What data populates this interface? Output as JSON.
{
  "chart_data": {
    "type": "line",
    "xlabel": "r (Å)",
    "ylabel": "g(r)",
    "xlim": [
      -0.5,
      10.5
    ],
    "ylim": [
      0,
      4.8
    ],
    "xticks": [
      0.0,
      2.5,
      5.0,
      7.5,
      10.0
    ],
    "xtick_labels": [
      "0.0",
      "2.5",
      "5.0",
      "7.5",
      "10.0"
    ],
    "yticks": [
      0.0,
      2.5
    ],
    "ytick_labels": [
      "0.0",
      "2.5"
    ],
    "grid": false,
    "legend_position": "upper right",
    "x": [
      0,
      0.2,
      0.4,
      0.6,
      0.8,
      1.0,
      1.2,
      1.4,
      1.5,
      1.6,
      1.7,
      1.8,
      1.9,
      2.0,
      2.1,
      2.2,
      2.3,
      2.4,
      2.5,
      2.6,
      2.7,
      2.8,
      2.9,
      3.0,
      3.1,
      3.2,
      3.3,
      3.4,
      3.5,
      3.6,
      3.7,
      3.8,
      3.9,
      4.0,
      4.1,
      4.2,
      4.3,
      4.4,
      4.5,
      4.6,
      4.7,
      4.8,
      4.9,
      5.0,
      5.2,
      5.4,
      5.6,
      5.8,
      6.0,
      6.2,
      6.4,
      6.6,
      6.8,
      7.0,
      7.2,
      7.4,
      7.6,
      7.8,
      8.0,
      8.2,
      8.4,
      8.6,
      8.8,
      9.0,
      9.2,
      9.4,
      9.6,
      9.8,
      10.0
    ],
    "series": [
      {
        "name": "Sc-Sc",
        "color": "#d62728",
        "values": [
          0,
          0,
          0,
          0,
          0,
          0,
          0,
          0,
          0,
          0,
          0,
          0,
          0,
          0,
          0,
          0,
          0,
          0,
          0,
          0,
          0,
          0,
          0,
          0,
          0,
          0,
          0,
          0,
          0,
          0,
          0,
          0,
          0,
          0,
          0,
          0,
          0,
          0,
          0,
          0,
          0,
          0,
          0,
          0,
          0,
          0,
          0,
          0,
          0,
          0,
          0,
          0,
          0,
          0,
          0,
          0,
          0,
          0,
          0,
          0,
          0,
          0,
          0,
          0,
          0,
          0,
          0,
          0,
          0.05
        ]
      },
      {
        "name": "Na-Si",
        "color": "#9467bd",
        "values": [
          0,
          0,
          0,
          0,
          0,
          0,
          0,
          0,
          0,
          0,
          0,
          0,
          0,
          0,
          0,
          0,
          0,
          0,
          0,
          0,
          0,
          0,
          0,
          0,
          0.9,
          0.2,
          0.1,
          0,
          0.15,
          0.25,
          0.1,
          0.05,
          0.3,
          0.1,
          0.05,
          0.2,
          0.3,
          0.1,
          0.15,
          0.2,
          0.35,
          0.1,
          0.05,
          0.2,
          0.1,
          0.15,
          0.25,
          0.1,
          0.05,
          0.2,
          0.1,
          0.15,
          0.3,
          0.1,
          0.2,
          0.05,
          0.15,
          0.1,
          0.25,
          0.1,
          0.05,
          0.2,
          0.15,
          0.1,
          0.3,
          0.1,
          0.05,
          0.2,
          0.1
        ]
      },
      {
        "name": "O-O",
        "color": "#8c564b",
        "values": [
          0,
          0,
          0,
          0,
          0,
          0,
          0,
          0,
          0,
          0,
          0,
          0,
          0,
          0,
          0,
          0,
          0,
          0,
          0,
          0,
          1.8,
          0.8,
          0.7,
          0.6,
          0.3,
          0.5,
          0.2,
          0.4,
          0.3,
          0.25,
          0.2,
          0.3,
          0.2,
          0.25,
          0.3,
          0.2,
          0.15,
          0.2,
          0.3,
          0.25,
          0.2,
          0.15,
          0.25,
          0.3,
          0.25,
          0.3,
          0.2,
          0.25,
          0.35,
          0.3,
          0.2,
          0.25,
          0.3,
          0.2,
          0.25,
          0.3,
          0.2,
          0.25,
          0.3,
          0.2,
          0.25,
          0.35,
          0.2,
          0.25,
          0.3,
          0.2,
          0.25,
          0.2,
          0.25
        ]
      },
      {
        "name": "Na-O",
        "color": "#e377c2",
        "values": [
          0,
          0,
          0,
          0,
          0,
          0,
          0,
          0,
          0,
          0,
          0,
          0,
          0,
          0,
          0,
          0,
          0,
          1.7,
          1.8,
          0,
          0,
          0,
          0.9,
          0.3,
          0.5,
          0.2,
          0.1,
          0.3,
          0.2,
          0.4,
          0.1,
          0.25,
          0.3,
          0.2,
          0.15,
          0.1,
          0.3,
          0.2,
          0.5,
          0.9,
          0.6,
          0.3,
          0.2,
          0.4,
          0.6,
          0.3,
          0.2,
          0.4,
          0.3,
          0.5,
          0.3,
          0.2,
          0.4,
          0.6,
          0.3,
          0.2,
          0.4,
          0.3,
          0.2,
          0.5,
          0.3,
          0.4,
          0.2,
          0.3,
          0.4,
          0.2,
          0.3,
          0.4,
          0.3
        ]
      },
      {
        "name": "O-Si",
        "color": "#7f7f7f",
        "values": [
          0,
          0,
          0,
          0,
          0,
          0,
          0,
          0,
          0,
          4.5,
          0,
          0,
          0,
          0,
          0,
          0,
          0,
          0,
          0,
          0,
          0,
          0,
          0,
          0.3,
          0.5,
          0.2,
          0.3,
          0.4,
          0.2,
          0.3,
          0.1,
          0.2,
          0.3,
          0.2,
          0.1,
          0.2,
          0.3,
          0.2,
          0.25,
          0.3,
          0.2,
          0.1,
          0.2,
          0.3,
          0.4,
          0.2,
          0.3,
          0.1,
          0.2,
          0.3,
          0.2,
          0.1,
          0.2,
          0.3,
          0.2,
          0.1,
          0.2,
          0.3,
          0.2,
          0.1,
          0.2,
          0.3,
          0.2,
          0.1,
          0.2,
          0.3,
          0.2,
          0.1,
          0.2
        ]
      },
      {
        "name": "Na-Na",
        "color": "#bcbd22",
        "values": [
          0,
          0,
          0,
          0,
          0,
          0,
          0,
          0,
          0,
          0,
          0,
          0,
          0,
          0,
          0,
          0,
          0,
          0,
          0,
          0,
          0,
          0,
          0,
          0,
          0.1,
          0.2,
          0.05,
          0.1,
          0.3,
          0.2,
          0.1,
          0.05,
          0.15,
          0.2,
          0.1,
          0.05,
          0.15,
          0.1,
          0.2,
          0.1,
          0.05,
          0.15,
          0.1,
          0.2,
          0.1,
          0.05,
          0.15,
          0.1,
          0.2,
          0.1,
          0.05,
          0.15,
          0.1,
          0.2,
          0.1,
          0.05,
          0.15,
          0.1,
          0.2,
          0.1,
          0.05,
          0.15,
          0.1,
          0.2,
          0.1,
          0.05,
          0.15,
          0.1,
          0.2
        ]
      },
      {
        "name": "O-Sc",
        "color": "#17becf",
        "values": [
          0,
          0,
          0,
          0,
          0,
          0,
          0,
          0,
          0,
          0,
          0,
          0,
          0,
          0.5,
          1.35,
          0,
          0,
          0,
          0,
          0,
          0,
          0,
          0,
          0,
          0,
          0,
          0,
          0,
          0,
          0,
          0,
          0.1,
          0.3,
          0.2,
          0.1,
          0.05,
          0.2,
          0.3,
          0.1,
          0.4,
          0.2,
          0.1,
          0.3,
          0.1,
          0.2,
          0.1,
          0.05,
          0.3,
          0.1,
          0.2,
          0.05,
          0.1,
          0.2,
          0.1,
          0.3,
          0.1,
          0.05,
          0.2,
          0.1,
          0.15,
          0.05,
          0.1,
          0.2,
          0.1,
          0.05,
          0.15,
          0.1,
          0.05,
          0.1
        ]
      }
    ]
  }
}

============

**Task to carry out**.
Each of the records should be retyped exactly.

**Answer to this problem**.
What data populates this interface? Output as JSON.
{
  "chart_data": {
    "type": "line",
    "xlabel": "r (Å)",
    "ylabel": "g(r)",
    "xlim": [
      -0.5,
      10.5
    ],
    "ylim": [
      0,
      4.8
    ],
    "xticks": [
      0.0,
      2.5,
      5.0,
      7.5,
      10.0
    ],
    "xtick_labels": [
      "0.0",
      "2.5",
      "5.0",
      "7.5",
      "10.0"
    ],
    "yticks": [
      0.0,
      2.5
    ],
    "ytick_labels": [
      "0.0",
      "2.5"
    ],
    "grid": false,
    "legend_position": "upper right",
    "x": [
      0,
      0.2,
      0.4,
      0.6,
      0.8,
      1.0,
      1.2,
      1.4,
      1.5,
      1.6,
      1.7,
      1.8,
      1.9,
      2.0,
      2.1,
      2.2,
      2.3,
      2.4,
      2.5,
      2.6,
      2.7,
      2.8,
      2.9,
      3.0,
      3.1,
      3.2,
      3.3,
      3.4,
      3.5,
      3.6,
      3.7,
      3.8,
      3.9,
      4.0,
      4.1,
      4.2,
      4.3,
      4.4,
      4.5,
      4.6,
      4.7,
      4.8,
      4.9,
      5.0,
      5.2,
      5.4,
      5.6,
      5.8,
      6.0,
      6.2,
      6.4,
      6.6,
      6.8,
      7.0,
      7.2,
      7.4,
      7.6,
      7.8,
      8.0,
      8.2,
      8.4,
      8.6,
      8.8,
      9.0,
      9.2,
      9.4,
      9.6,
      9.8,
      10.0
    ],
    "series": [
      {
        "name": "Sc-Sc",
        "color": "#d62728",
        "values": [
          0,
          0,
          0,
          0,
          0,
          0,
          0,
          0,
          0,
          0,
          0,
          0,
          0,
          0,
          0,
          0,
          0,
          0,
          0,
          0,
          0,
          0,
          0,
          0,
          0,
          0,
          0,
          0,
          0,
          0,
          0,
          0,
          0,
          0,
          0,
          0,
          0,
          0,
          0,
          0,
          0,
          0,
          0,
          0,
          0,
          0,
          0,
          0,
          0,
          0,
          0,
          0,
          0,
          0,
          0,
          0,
          0,
          0,
          0,
          0,
          0,
          0,
          0,
          0,
          0,
          0,
          0,
          0,
          0.05
        ]
      },
      {
        "name": "Na-Si",
        "color": "#9467bd",
        "values": [
          0,
          0,
          0,
          0,
          0,
          0,
          0,
          0,
          0,
          0,
          0,
          0,
          0,
          0,
          0,
          0,
          0,
          0,
          0,
          0,
          0,
          0,
          0,
          0,
          0.9,
          0.2,
          0.1,
          0,
          0.15,
          0.25,
          0.1,
          0.05,
          0.3,
          0.1,
          0.05,
          0.2,
          0.3,
          0.1,
          0.15,
          0.2,
          0.35,
          0.1,
          0.05,
          0.2,
          0.1,
          0.15,
          0.25,
          0.1,
          0.05,
          0.2,
          0.1,
          0.15,
          0.3,
          0.1,
          0.2,
          0.05,
          0.15,
          0.1,
          0.25,
          0.1,
          0.05,
          0.2,
          0.15,
          0.1,
          0.3,
          0.1,
          0.05,
          0.2,
          0.1
        ]
      },
      {
        "name": "O-O",
        "color": "#8c564b",
        "values": [
          0,
          0,
          0,
          0,
          0,
          0,
          0,
          0,
          0,
          0,
          0,
          0,
          0,
          0,
          0,
          0,
          0,
          0,
          0,
          0,
          1.8,
          0.8,
          0.7,
          0.6,
          0.3,
          0.5,
          0.2,
          0.4,
          0.3,
          0.25,
          0.2,
          0.3,
          0.2,
          0.25,
          0.3,
          0.2,
          0.15,
          0.2,
          0.3,
          0.25,
          0.2,
          0.15,
          0.25,
          0.3,
          0.25,
          0.3,
          0.2,
          0.25,
          0.35,
          0.3,
          0.2,
          0.25,
          0.3,
          0.2,
          0.25,
          0.3,
          0.2,
          0.25,
          0.3,
          0.2,
          0.25,
          0.35,
          0.2,
          0.25,
          0.3,
          0.2,
          0.25,
          0.2,
          0.25
        ]
      },
      {
        "name": "Na-O",
        "color": "#e377c2",
        "values": [
          0,
          0,
          0,
          0,
          0,
          0,
          0,
          0,
          0,
          0,
          0,
          0,
          0,
          0,
          0,
          0,
          0,
          1.7,
          1.8,
          0,
          0,
          0,
          0.9,
          0.3,
          0.5,
          0.2,
          0.1,
          0.3,
          0.2,
          0.4,
          0.1,
          0.25,
          0.3,
          0.2,
          0.15,
          0.1,
          0.3,
          0.2,
          0.5,
          0.9,
          0.6,
          0.3,
          0.2,
          0.4,
          0.6,
          0.3,
          0.2,
          0.4,
          0.3,
          0.5,
          0.3,
          0.2,
          0.4,
          0.6,
          0.3,
          0.2,
          0.4,
          0.3,
          0.2,
          0.5,
          0.3,
          0.4,
          0.2,
          0.3,
          0.4,
          0.2,
          0.3,
          0.4,
          0.3
        ]
      },
      {
        "name": "O-Si",
        "color": "#7f7f7f",
        "values": [
          0,
          0,
          0,
          0,
          0,
          0,
          0,
          0,
          0,
          4.5,
          0,
          0,
          0,
          0,
          0,
          0,
          0,
          0,
          0,
          0,
          0,
          0,
          0,
          0.3,
          0.5,
          0.2,
          0.3,
          0.4,
          0.2,
          0.3,
          0.1,
          0.2,
          0.3,
          0.2,
          0.1,
          0.2,
          0.3,
          0.2,
          0.25,
          0.3,
          0.2,
          0.1,
          0.2,
          0.3,
          0.4,
          0.2,
          0.3,
          0.1,
          0.2,
          0.3,
          0.2,
          0.1,
          0.2,
          0.3,
          0.2,
          0.1,
          0.2,
          0.3,
          0.2,
          0.1,
          0.2,
          0.3,
          0.2,
          0.1,
          0.2,
          0.3,
          0.2,
          0.1,
          0.2
        ]
      },
      {
        "name": "Na-Na",
        "color": "#bcbd22",
        "values": [
          0,
          0,
          0,
          0,
          0,
          0,
          0,
          0,
          0,
          0,
          0,
          0,
          0,
          0,
          0,
          0,
          0,
          0,
          0,
          0,
          0,
          0,
          0,
          0,
          0.1,
          0.2,
          0.05,
          0.1,
          0.3,
          0.2,
          0.1,
          0.05,
          0.15,
          0.2,
          0.1,
          0.05,
          0.15,
          0.1,
          0.2,
          0.1,
          0.05,
          0.15,
          0.1,
          0.2,
          0.1,
          0.05,
          0.15,
          0.1,
          0.2,
          0.1,
          0.05,
          0.15,
          0.1,
          0.2,
          0.1,
          0.05,
          0.15,
          0.1,
          0.2,
          0.1,
          0.05,
          0.15,
          0.1,
          0.2,
          0.1,
          0.05,
          0.15,
          0.1,
          0.2
        ]
      },
      {
        "name": "O-Sc",
        "color": "#17becf",
        "values": [
          0,
          0,
          0,
          0,
          0,
          0,
          0,
          0,
          0,
          0,
          0,
          0,
          0,
          0.5,
          1.35,
          0,
          0,
          0,
          0,
          0,
          0,
          0,
          0,
          0,
          0,
          0,
          0,
          0,
          0,
          0,
          0,
          0.1,
          0.3,
          0.2,
          0.1,
          0.05,
          0.2,
          0.3,
          0.1,
          0.4,
          0.2,
          0.1,
          0.3,
          0.1,
          0.2,
          0.1,
          0.05,
          0.3,
          0.1,
          0.2,
          0.05,
          0.1,
          0.2,
          0.1,
          0.3,
          0.1,
          0.05,
          0.2,
          0.1,
          0.15,
          0.05,
          0.1,
          0.2,
          0.1,
          0.05,
          0.15,
          0.1,
          0.05,
          0.1
        ]
      }
    ]
  }
}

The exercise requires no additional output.